Return all of the entries word for word, but omit the pictures they contain.

MATERIALS PROVIDED.

_ _ _ _ _

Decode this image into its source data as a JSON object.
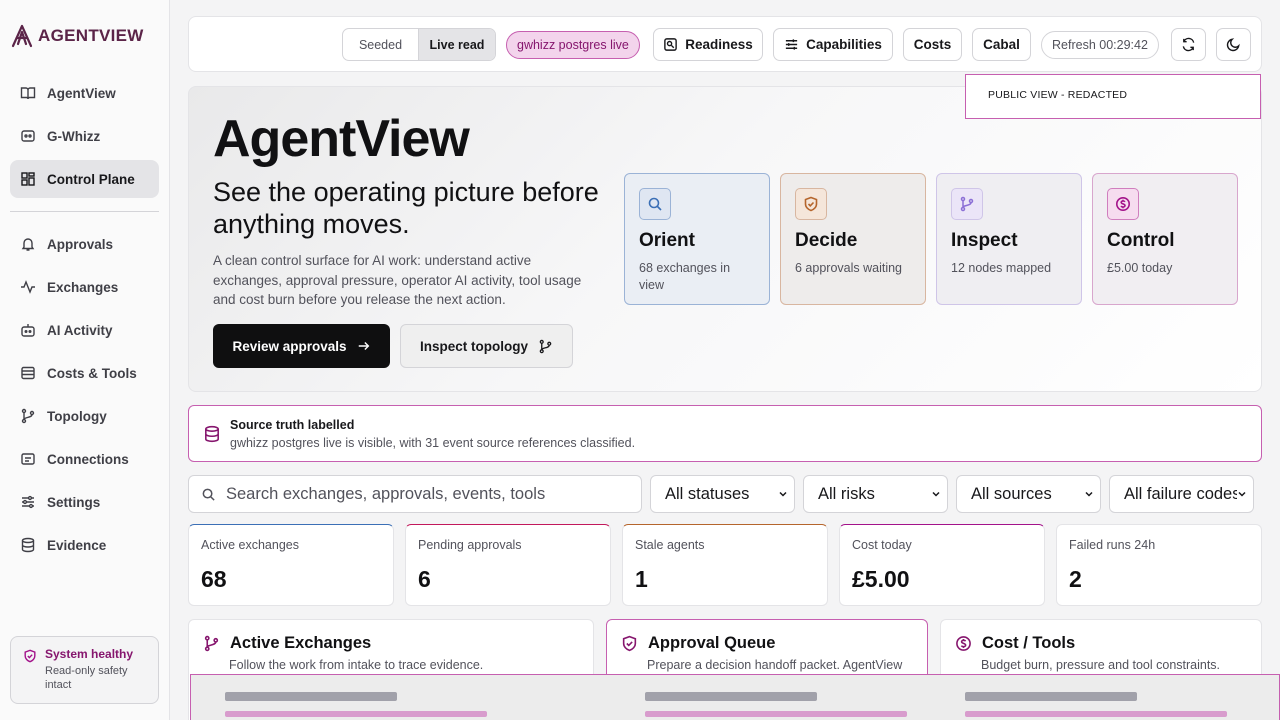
{
  "brand": {
    "name": "AGENTVIEW",
    "accent": "#86166e"
  },
  "sidebar": {
    "items": [
      {
        "label": "AgentView",
        "icon": "book-icon"
      },
      {
        "label": "G-Whizz",
        "icon": "bot-icon"
      },
      {
        "label": "Control Plane",
        "icon": "grid-icon",
        "active": true
      },
      {
        "label": "Approvals",
        "icon": "bell-icon"
      },
      {
        "label": "Exchanges",
        "icon": "activity-icon"
      },
      {
        "label": "AI Activity",
        "icon": "bot-icon"
      },
      {
        "label": "Costs & Tools",
        "icon": "wallet-icon"
      },
      {
        "label": "Topology",
        "icon": "branch-icon"
      },
      {
        "label": "Connections",
        "icon": "plug-icon"
      },
      {
        "label": "Settings",
        "icon": "sliders-icon"
      },
      {
        "label": "Evidence",
        "icon": "database-icon"
      }
    ],
    "health": {
      "title": "System healthy",
      "subtitle": "Read-only safety intact"
    }
  },
  "topbar": {
    "mode_seeded": "Seeded",
    "mode_live": "Live read",
    "source_pill": "gwhizz postgres live",
    "readiness": "Readiness",
    "capabilities": "Capabilities",
    "costs": "Costs",
    "cabal": "Cabal",
    "refresh": "Refresh 00:29:42"
  },
  "redaction_notice": "PUBLIC VIEW - REDACTED",
  "hero": {
    "title": "AgentView",
    "subtitle": "See the operating picture before anything moves.",
    "description": "A clean control surface for AI work: understand active exchanges, approval pressure, operator AI activity, tool usage and cost burn before you release the next action.",
    "primary_cta": "Review approvals",
    "secondary_cta": "Inspect topology",
    "cards": [
      {
        "title": "Orient",
        "subtitle": "68 exchanges in view",
        "icon": "search-icon",
        "color": "#3b6fb6"
      },
      {
        "title": "Decide",
        "subtitle": "6 approvals waiting",
        "icon": "shield-icon",
        "color": "#b5652c"
      },
      {
        "title": "Inspect",
        "subtitle": "12 nodes mapped",
        "icon": "branch-icon",
        "color": "#8b6fd6"
      },
      {
        "title": "Control",
        "subtitle": "£5.00 today",
        "icon": "dollar-icon",
        "color": "#a3128a"
      }
    ]
  },
  "banner": {
    "title": "Source truth labelled",
    "subtitle": "gwhizz postgres live is visible, with 31 event source references classified."
  },
  "filters": {
    "search_placeholder": "Search exchanges, approvals, events, tools",
    "status": "All statuses",
    "risk": "All risks",
    "source": "All sources",
    "failure": "All failure codes"
  },
  "stats": [
    {
      "label": "Active exchanges",
      "value": "68",
      "accent": "#3b6fb6"
    },
    {
      "label": "Pending approvals",
      "value": "6",
      "accent": "#c2185b"
    },
    {
      "label": "Stale agents",
      "value": "1",
      "accent": "#b5652c"
    },
    {
      "label": "Cost today",
      "value": "£5.00",
      "accent": "#a3128a"
    },
    {
      "label": "Failed runs 24h",
      "value": "2",
      "accent": "#e4e4e7"
    }
  ],
  "panels": [
    {
      "title": "Active Exchanges",
      "subtitle": "Follow the work from intake to trace evidence.",
      "icon": "branch-icon"
    },
    {
      "title": "Approval Queue",
      "subtitle": "Prepare a decision handoff packet. AgentView",
      "icon": "shield-icon"
    },
    {
      "title": "Cost / Tools",
      "subtitle": "Budget burn, pressure and tool constraints.",
      "icon": "dollar-icon"
    }
  ]
}
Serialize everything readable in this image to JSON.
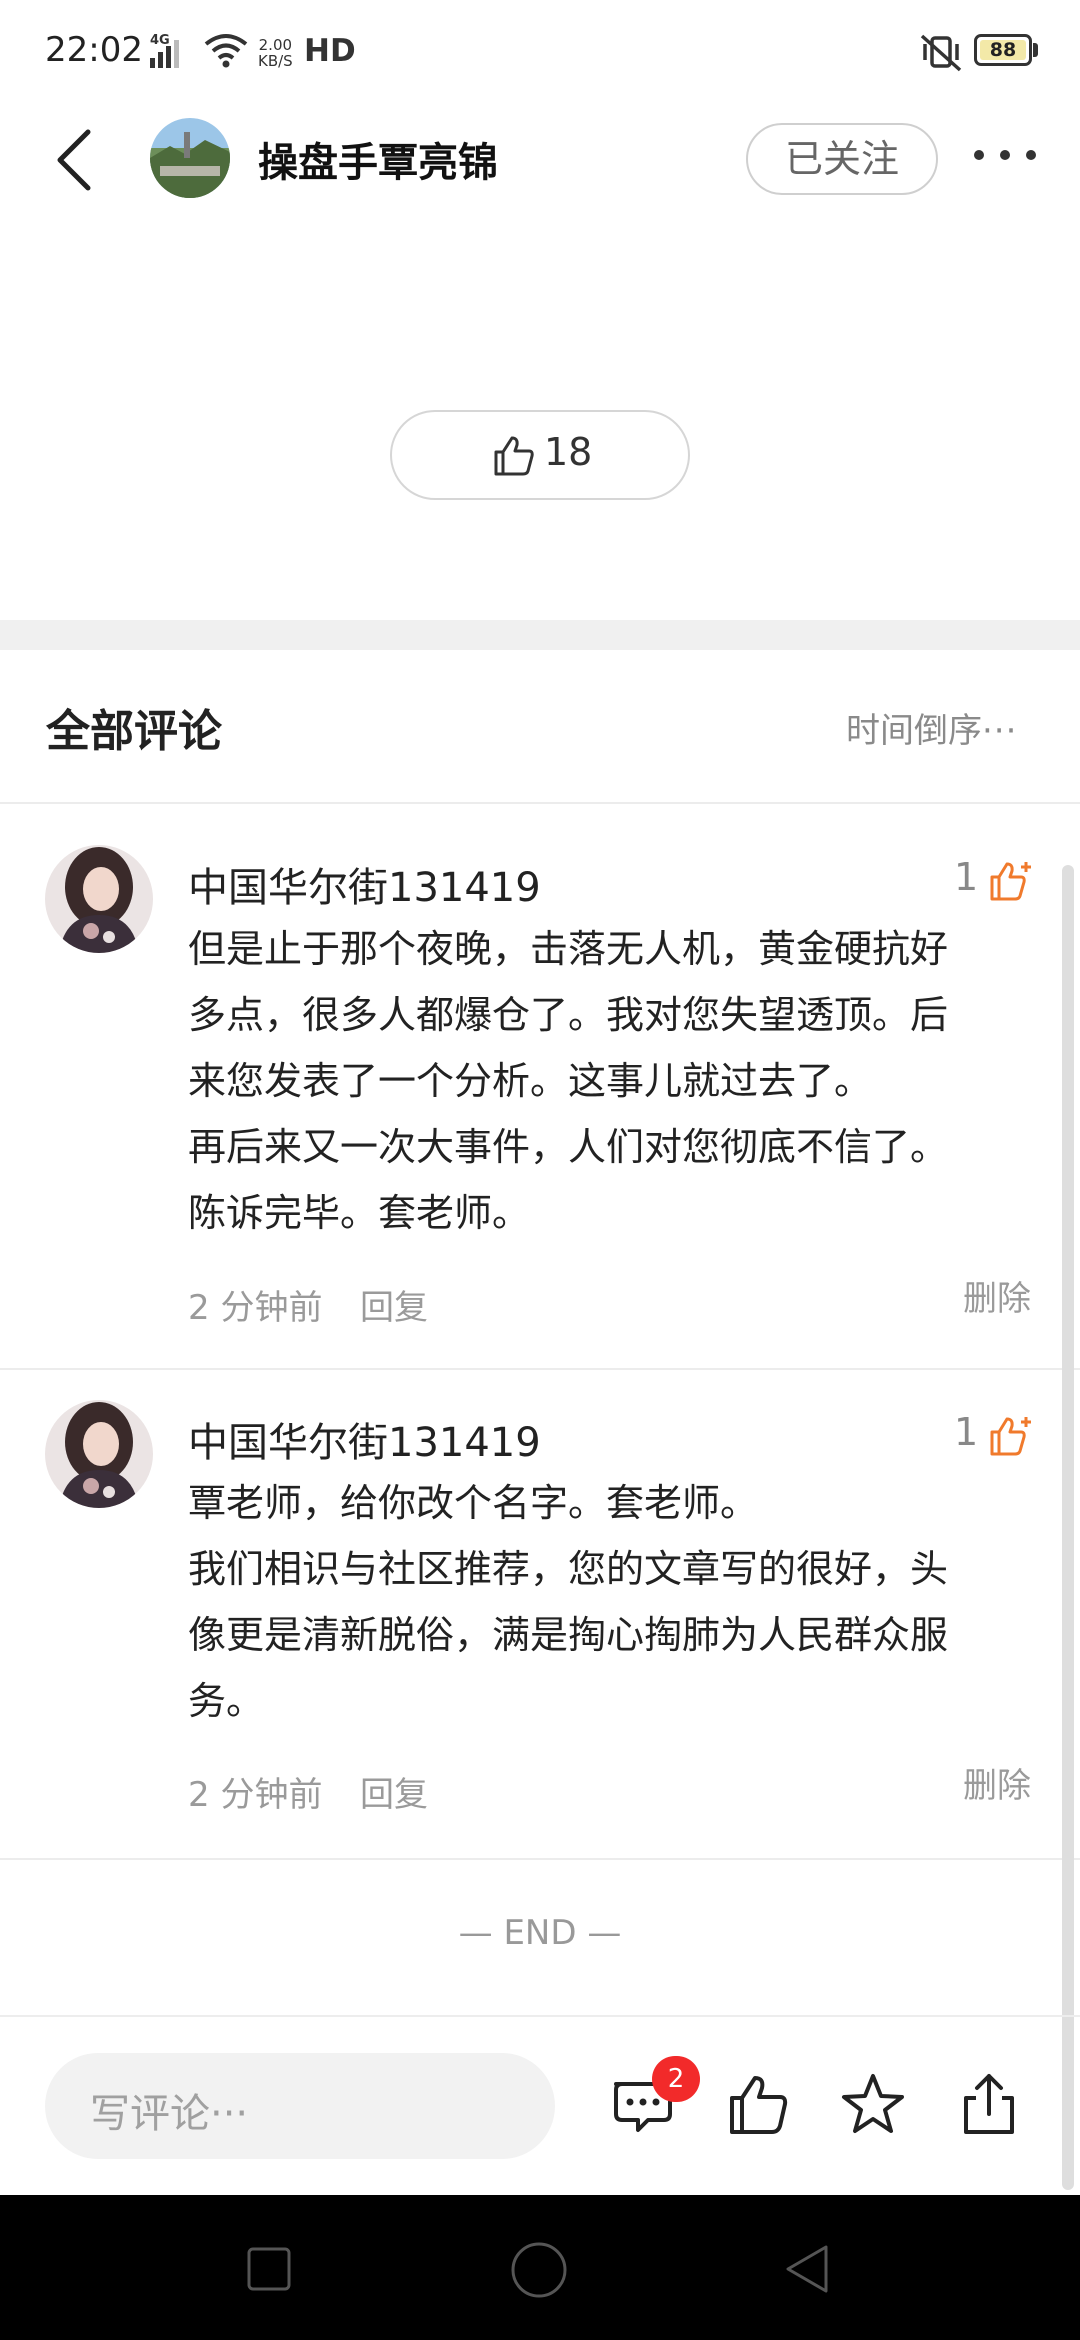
{
  "status_bar": {
    "time": "22:02",
    "network_type": "4G",
    "speed_value": "2.00",
    "speed_unit": "KB/S",
    "hd_label": "HD",
    "battery": "88"
  },
  "header": {
    "author_name": "操盘手覃亮锦",
    "follow_label": "已关注"
  },
  "post": {
    "like_count": "18"
  },
  "comments_section": {
    "title": "全部评论",
    "sort_label": "时间倒序"
  },
  "comments": [
    {
      "user": "中国华尔街131419",
      "likes": "1",
      "lines": [
        "但是止于那个夜晚，击落无人机，黄金硬抗好",
        "多点，很多人都爆仓了。我对您失望透顶。后",
        "来您发表了一个分析。这事儿就过去了。",
        "再后来又一次大事件，人们对您彻底不信了。",
        "陈诉完毕。套老师。"
      ],
      "time": "2 分钟前",
      "reply_label": "回复",
      "delete_label": "删除"
    },
    {
      "user": "中国华尔街131419",
      "likes": "1",
      "lines": [
        "覃老师，给你改个名字。套老师。",
        "我们相识与社区推荐，您的文章写的很好，头",
        "像更是清新脱俗，满是掏心掏肺为人民群众服",
        "务。"
      ],
      "time": "2 分钟前",
      "reply_label": "回复",
      "delete_label": "删除"
    }
  ],
  "end_marker": "— END —",
  "bottom_bar": {
    "input_placeholder": "写评论···",
    "comment_badge": "2"
  },
  "colors": {
    "accent_orange": "#f07a2c",
    "badge_red": "#f22a2a"
  }
}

_ _ _ _ _

RESULT FOR THIS TASK.
Decode this image into its source data as a JSON object.
{
  "brand": {
    "name": "AGENTVIEW",
    "accent": "#86166e"
  },
  "sidebar": {
    "items": [
      {
        "label": "AgentView",
        "icon": "book-icon"
      },
      {
        "label": "G-Whizz",
        "icon": "bot-icon"
      },
      {
        "label": "Control Plane",
        "icon": "grid-icon",
        "active": true
      },
      {
        "label": "Approvals",
        "icon": "bell-icon"
      },
      {
        "label": "Exchanges",
        "icon": "activity-icon"
      },
      {
        "label": "AI Activity",
        "icon": "bot-icon"
      },
      {
        "label": "Costs & Tools",
        "icon": "wallet-icon"
      },
      {
        "label": "Topology",
        "icon": "branch-icon"
      },
      {
        "label": "Connections",
        "icon": "plug-icon"
      },
      {
        "label": "Settings",
        "icon": "sliders-icon"
      },
      {
        "label": "Evidence",
        "icon": "database-icon"
      }
    ],
    "health": {
      "title": "System healthy",
      "subtitle": "Read-only safety intact"
    }
  },
  "topbar": {
    "mode_seeded": "Seeded",
    "mode_live": "Live read",
    "source_pill": "gwhizz postgres live",
    "readiness": "Readiness",
    "capabilities": "Capabilities",
    "costs": "Costs",
    "cabal": "Cabal",
    "refresh": "Refresh 00:29:42"
  },
  "redaction_notice": "PUBLIC VIEW - REDACTED",
  "hero": {
    "title": "AgentView",
    "subtitle": "See the operating picture before anything moves.",
    "description": "A clean control surface for AI work: understand active exchanges, approval pressure, operator AI activity, tool usage and cost burn before you release the next action.",
    "primary_cta": "Review approvals",
    "secondary_cta": "Inspect topology",
    "cards": [
      {
        "title": "Orient",
        "subtitle": "68 exchanges in view",
        "icon": "search-icon",
        "color": "#3b6fb6"
      },
      {
        "title": "Decide",
        "subtitle": "6 approvals waiting",
        "icon": "shield-icon",
        "color": "#b5652c"
      },
      {
        "title": "Inspect",
        "subtitle": "12 nodes mapped",
        "icon": "branch-icon",
        "color": "#8b6fd6"
      },
      {
        "title": "Control",
        "subtitle": "£5.00 today",
        "icon": "dollar-icon",
        "color": "#a3128a"
      }
    ]
  },
  "banner": {
    "title": "Source truth labelled",
    "subtitle": "gwhizz postgres live is visible, with 31 event source references classified."
  },
  "filters": {
    "search_placeholder": "Search exchanges, approvals, events, tools",
    "status": "All statuses",
    "risk": "All risks",
    "source": "All sources",
    "failure": "All failure codes"
  },
  "stats": [
    {
      "label": "Active exchanges",
      "value": "68",
      "accent": "#3b6fb6"
    },
    {
      "label": "Pending approvals",
      "value": "6",
      "accent": "#c2185b"
    },
    {
      "label": "Stale agents",
      "value": "1",
      "accent": "#b5652c"
    },
    {
      "label": "Cost today",
      "value": "£5.00",
      "accent": "#a3128a"
    },
    {
      "label": "Failed runs 24h",
      "value": "2",
      "accent": "#e4e4e7"
    }
  ],
  "panels": [
    {
      "title": "Active Exchanges",
      "subtitle": "Follow the work from intake to trace evidence.",
      "icon": "branch-icon"
    },
    {
      "title": "Approval Queue",
      "subtitle": "Prepare a decision handoff packet. AgentView",
      "icon": "shield-icon"
    },
    {
      "title": "Cost / Tools",
      "subtitle": "Budget burn, pressure and tool constraints.",
      "icon": "dollar-icon"
    }
  ]
}
Serialize everything readable in this image to JSON.
{
  "status_bar": {
    "time": "22:02",
    "network_type": "4G",
    "speed_value": "2.00",
    "speed_unit": "KB/S",
    "hd_label": "HD",
    "battery": "88"
  },
  "header": {
    "author_name": "操盘手覃亮锦",
    "follow_label": "已关注"
  },
  "post": {
    "like_count": "18"
  },
  "comments_section": {
    "title": "全部评论",
    "sort_label": "时间倒序"
  },
  "comments": [
    {
      "user": "中国华尔街131419",
      "likes": "1",
      "lines": [
        "但是止于那个夜晚，击落无人机，黄金硬抗好",
        "多点，很多人都爆仓了。我对您失望透顶。后",
        "来您发表了一个分析。这事儿就过去了。",
        "再后来又一次大事件，人们对您彻底不信了。",
        "陈诉完毕。套老师。"
      ],
      "time": "2 分钟前",
      "reply_label": "回复",
      "delete_label": "删除"
    },
    {
      "user": "中国华尔街131419",
      "likes": "1",
      "lines": [
        "覃老师，给你改个名字。套老师。",
        "我们相识与社区推荐，您的文章写的很好，头",
        "像更是清新脱俗，满是掏心掏肺为人民群众服",
        "务。"
      ],
      "time": "2 分钟前",
      "reply_label": "回复",
      "delete_label": "删除"
    }
  ],
  "end_marker": "— END —",
  "bottom_bar": {
    "input_placeholder": "写评论···",
    "comment_badge": "2"
  },
  "colors": {
    "accent_orange": "#f07a2c",
    "badge_red": "#f22a2a"
  }
}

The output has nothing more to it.